- Set problem
Pictures should be excluded; otherwise, copy every entry exactly.
%%
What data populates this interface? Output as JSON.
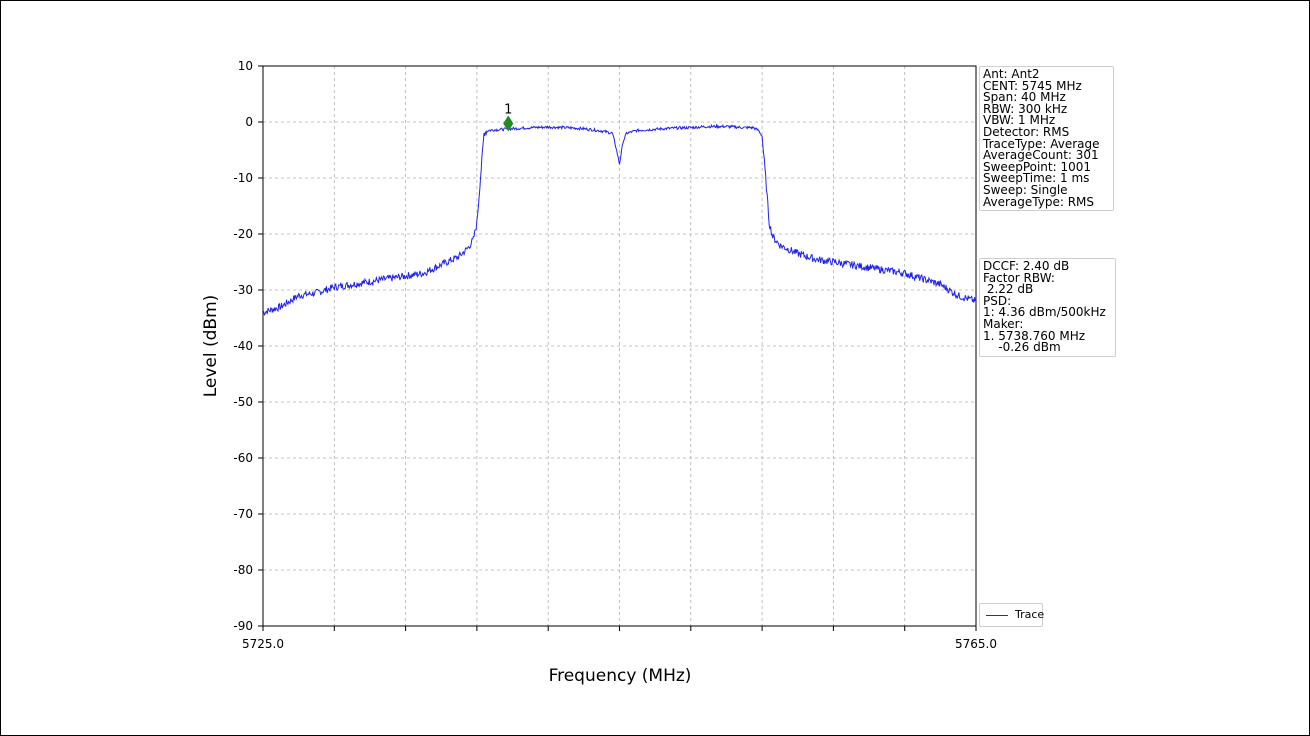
{
  "chart_data": {
    "type": "line",
    "xlabel": "Frequency (MHz)",
    "ylabel": "Level (dBm)",
    "xlim": [
      5725.0,
      5765.0
    ],
    "ylim": [
      -90,
      10
    ],
    "x_tick_labels": [
      "5725.0",
      "5765.0"
    ],
    "x_minor_ticks": [
      5729,
      5733,
      5737,
      5741,
      5745,
      5749,
      5753,
      5757,
      5761
    ],
    "y_ticks": [
      10,
      0,
      -10,
      -20,
      -30,
      -40,
      -50,
      -60,
      -70,
      -80,
      -90
    ],
    "grid": true,
    "series": [
      {
        "name": "Trace",
        "color": "#2222ee",
        "x": [
          5725.0,
          5726.0,
          5727.0,
          5728.0,
          5729.0,
          5730.0,
          5731.0,
          5732.0,
          5733.0,
          5734.0,
          5735.0,
          5736.0,
          5736.5,
          5736.8,
          5737.0,
          5737.2,
          5737.4,
          5737.6,
          5738.0,
          5739.0,
          5740.0,
          5741.0,
          5742.0,
          5743.0,
          5744.0,
          5744.6,
          5744.8,
          5745.0,
          5745.2,
          5745.4,
          5746.0,
          5747.0,
          5748.0,
          5749.0,
          5750.0,
          5751.0,
          5752.0,
          5752.5,
          5752.8,
          5753.0,
          5753.2,
          5753.4,
          5753.6,
          5754.0,
          5755.0,
          5756.0,
          5757.0,
          5758.0,
          5759.0,
          5760.0,
          5761.0,
          5762.0,
          5763.0,
          5764.0,
          5765.0
        ],
        "y": [
          -34.0,
          -33.0,
          -31.0,
          -30.5,
          -29.5,
          -29.0,
          -28.5,
          -28.0,
          -27.5,
          -27.0,
          -25.5,
          -24.0,
          -22.5,
          -21.0,
          -18.0,
          -10.0,
          -2.0,
          -1.5,
          -1.4,
          -1.2,
          -1.0,
          -0.9,
          -1.0,
          -1.2,
          -1.6,
          -2.0,
          -4.5,
          -7.5,
          -3.5,
          -2.0,
          -1.5,
          -1.3,
          -1.1,
          -1.0,
          -0.8,
          -0.8,
          -1.0,
          -1.0,
          -1.5,
          -2.5,
          -10.0,
          -18.0,
          -20.5,
          -22.0,
          -23.5,
          -24.5,
          -25.0,
          -25.5,
          -26.0,
          -26.5,
          -27.0,
          -28.0,
          -29.0,
          -31.0,
          -32.0
        ]
      }
    ],
    "marker": {
      "label": "1",
      "x": 5738.76,
      "y": -0.26,
      "color": "#228b22"
    },
    "legend": {
      "entries": [
        "Trace"
      ],
      "placement": "bottom-right"
    }
  },
  "info_box_1": [
    "Ant: Ant2",
    "CENT: 5745 MHz",
    "Span: 40 MHz",
    "RBW: 300 kHz",
    "VBW: 1 MHz",
    "Detector: RMS",
    "TraceType: Average",
    "AverageCount: 301",
    "SweepPoint: 1001",
    "SweepTime: 1 ms",
    "Sweep: Single",
    "AverageType: RMS"
  ],
  "info_box_2": [
    "DCCF: 2.40 dB",
    "Factor RBW:",
    " 2.22 dB",
    "PSD:",
    "1: 4.36 dBm/500kHz",
    "Maker:",
    "1. 5738.760 MHz",
    "    -0.26 dBm"
  ]
}
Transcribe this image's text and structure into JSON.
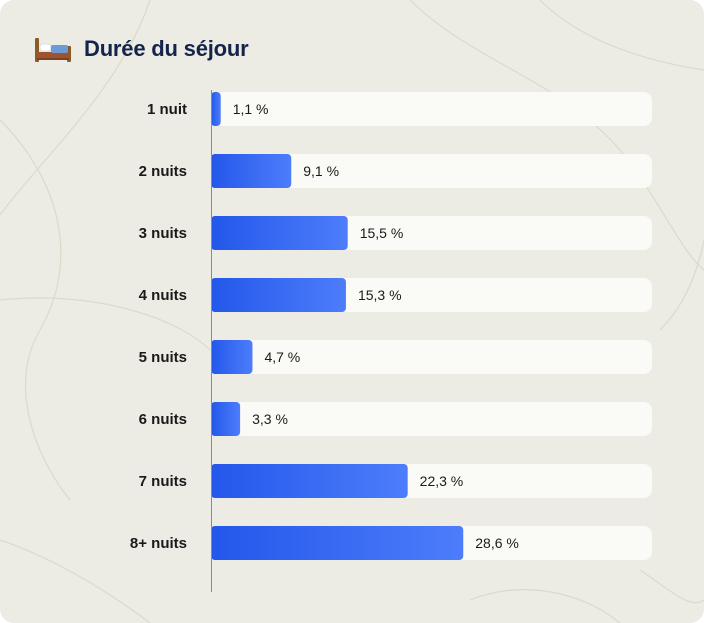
%%
- Complete response
What data populates this interface? Output as JSON.
{
  "chart_data": {
    "type": "line",
    "xlabel": "Frequency (MHz)",
    "ylabel": "Level (dBm)",
    "xlim": [
      5725.0,
      5765.0
    ],
    "ylim": [
      -90,
      10
    ],
    "x_tick_labels": [
      "5725.0",
      "5765.0"
    ],
    "x_minor_ticks": [
      5729,
      5733,
      5737,
      5741,
      5745,
      5749,
      5753,
      5757,
      5761
    ],
    "y_ticks": [
      10,
      0,
      -10,
      -20,
      -30,
      -40,
      -50,
      -60,
      -70,
      -80,
      -90
    ],
    "grid": true,
    "series": [
      {
        "name": "Trace",
        "color": "#2222ee",
        "x": [
          5725.0,
          5726.0,
          5727.0,
          5728.0,
          5729.0,
          5730.0,
          5731.0,
          5732.0,
          5733.0,
          5734.0,
          5735.0,
          5736.0,
          5736.5,
          5736.8,
          5737.0,
          5737.2,
          5737.4,
          5737.6,
          5738.0,
          5739.0,
          5740.0,
          5741.0,
          5742.0,
          5743.0,
          5744.0,
          5744.6,
          5744.8,
          5745.0,
          5745.2,
          5745.4,
          5746.0,
          5747.0,
          5748.0,
          5749.0,
          5750.0,
          5751.0,
          5752.0,
          5752.5,
          5752.8,
          5753.0,
          5753.2,
          5753.4,
          5753.6,
          5754.0,
          5755.0,
          5756.0,
          5757.0,
          5758.0,
          5759.0,
          5760.0,
          5761.0,
          5762.0,
          5763.0,
          5764.0,
          5765.0
        ],
        "y": [
          -34.0,
          -33.0,
          -31.0,
          -30.5,
          -29.5,
          -29.0,
          -28.5,
          -28.0,
          -27.5,
          -27.0,
          -25.5,
          -24.0,
          -22.5,
          -21.0,
          -18.0,
          -10.0,
          -2.0,
          -1.5,
          -1.4,
          -1.2,
          -1.0,
          -0.9,
          -1.0,
          -1.2,
          -1.6,
          -2.0,
          -4.5,
          -7.5,
          -3.5,
          -2.0,
          -1.5,
          -1.3,
          -1.1,
          -1.0,
          -0.8,
          -0.8,
          -1.0,
          -1.0,
          -1.5,
          -2.5,
          -10.0,
          -18.0,
          -20.5,
          -22.0,
          -23.5,
          -24.5,
          -25.0,
          -25.5,
          -26.0,
          -26.5,
          -27.0,
          -28.0,
          -29.0,
          -31.0,
          -32.0
        ]
      }
    ],
    "marker": {
      "label": "1",
      "x": 5738.76,
      "y": -0.26,
      "color": "#228b22"
    },
    "legend": {
      "entries": [
        "Trace"
      ],
      "placement": "bottom-right"
    }
  },
  "info_box_1": [
    "Ant: Ant2",
    "CENT: 5745 MHz",
    "Span: 40 MHz",
    "RBW: 300 kHz",
    "VBW: 1 MHz",
    "Detector: RMS",
    "TraceType: Average",
    "AverageCount: 301",
    "SweepPoint: 1001",
    "SweepTime: 1 ms",
    "Sweep: Single",
    "AverageType: RMS"
  ],
  "info_box_2": [
    "DCCF: 2.40 dB",
    "Factor RBW:",
    " 2.22 dB",
    "PSD:",
    "1: 4.36 dBm/500kHz",
    "Maker:",
    "1. 5738.760 MHz",
    "    -0.26 dBm"
  ]
}
Transcribe this image's text and structure into JSON.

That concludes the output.